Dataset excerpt

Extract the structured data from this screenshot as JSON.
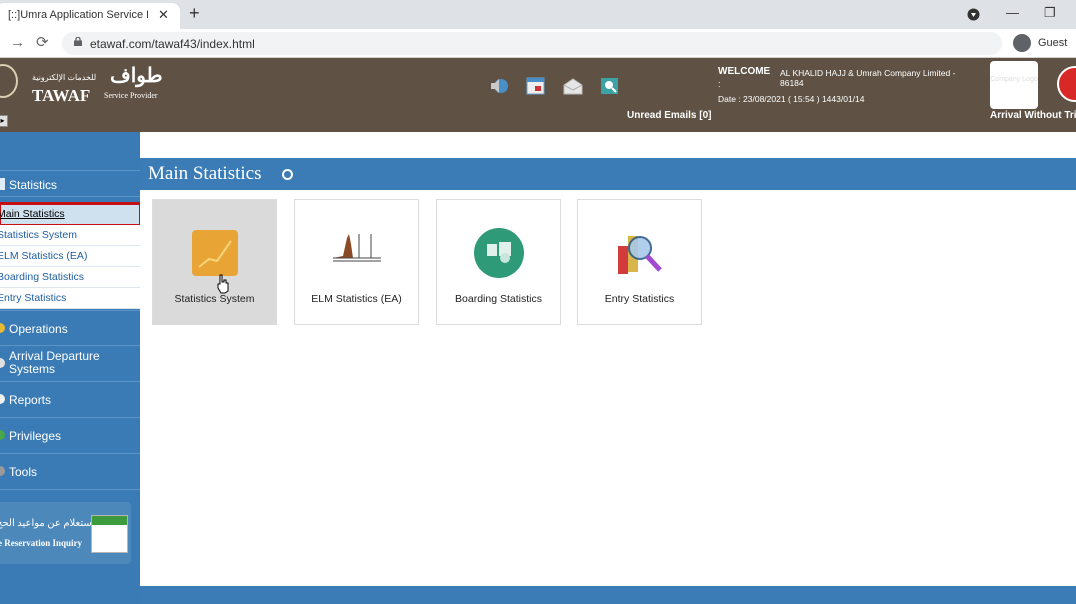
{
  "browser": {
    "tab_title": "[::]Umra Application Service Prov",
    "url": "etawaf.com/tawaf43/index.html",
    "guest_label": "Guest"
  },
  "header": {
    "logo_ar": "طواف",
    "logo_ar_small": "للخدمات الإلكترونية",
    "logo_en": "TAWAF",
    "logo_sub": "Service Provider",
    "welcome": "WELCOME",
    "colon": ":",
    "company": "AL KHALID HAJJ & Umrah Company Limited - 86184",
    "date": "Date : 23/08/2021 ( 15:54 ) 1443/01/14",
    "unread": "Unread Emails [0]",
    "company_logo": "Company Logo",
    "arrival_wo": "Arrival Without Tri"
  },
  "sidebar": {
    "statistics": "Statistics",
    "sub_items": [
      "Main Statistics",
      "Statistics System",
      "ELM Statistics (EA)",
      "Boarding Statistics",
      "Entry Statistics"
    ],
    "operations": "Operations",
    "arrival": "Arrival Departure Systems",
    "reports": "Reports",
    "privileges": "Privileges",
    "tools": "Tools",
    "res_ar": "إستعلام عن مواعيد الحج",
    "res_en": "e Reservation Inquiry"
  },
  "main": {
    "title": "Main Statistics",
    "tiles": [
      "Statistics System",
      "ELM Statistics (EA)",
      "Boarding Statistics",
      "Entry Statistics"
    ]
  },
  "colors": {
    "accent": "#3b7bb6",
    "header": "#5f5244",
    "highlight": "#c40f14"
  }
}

STATED GOAL
Copy the material above in full and exactly, skipping pictures.

OUTPUT FOR THIS TASK
Extract the structured data from this screenshot as JSON.
{
  "browser": {
    "tab_title": "[::]Umra Application Service Prov",
    "url": "etawaf.com/tawaf43/index.html",
    "guest_label": "Guest"
  },
  "header": {
    "logo_ar": "طواف",
    "logo_ar_small": "للخدمات الإلكترونية",
    "logo_en": "TAWAF",
    "logo_sub": "Service Provider",
    "welcome": "WELCOME",
    "colon": ":",
    "company": "AL KHALID HAJJ & Umrah Company Limited - 86184",
    "date": "Date : 23/08/2021 ( 15:54 ) 1443/01/14",
    "unread": "Unread Emails [0]",
    "company_logo": "Company Logo",
    "arrival_wo": "Arrival Without Tri"
  },
  "sidebar": {
    "statistics": "Statistics",
    "sub_items": [
      "Main Statistics",
      "Statistics System",
      "ELM Statistics (EA)",
      "Boarding Statistics",
      "Entry Statistics"
    ],
    "operations": "Operations",
    "arrival": "Arrival Departure Systems",
    "reports": "Reports",
    "privileges": "Privileges",
    "tools": "Tools",
    "res_ar": "إستعلام عن مواعيد الحج",
    "res_en": "e Reservation Inquiry"
  },
  "main": {
    "title": "Main Statistics",
    "tiles": [
      "Statistics System",
      "ELM Statistics (EA)",
      "Boarding Statistics",
      "Entry Statistics"
    ]
  },
  "colors": {
    "accent": "#3b7bb6",
    "header": "#5f5244",
    "highlight": "#c40f14"
  }
}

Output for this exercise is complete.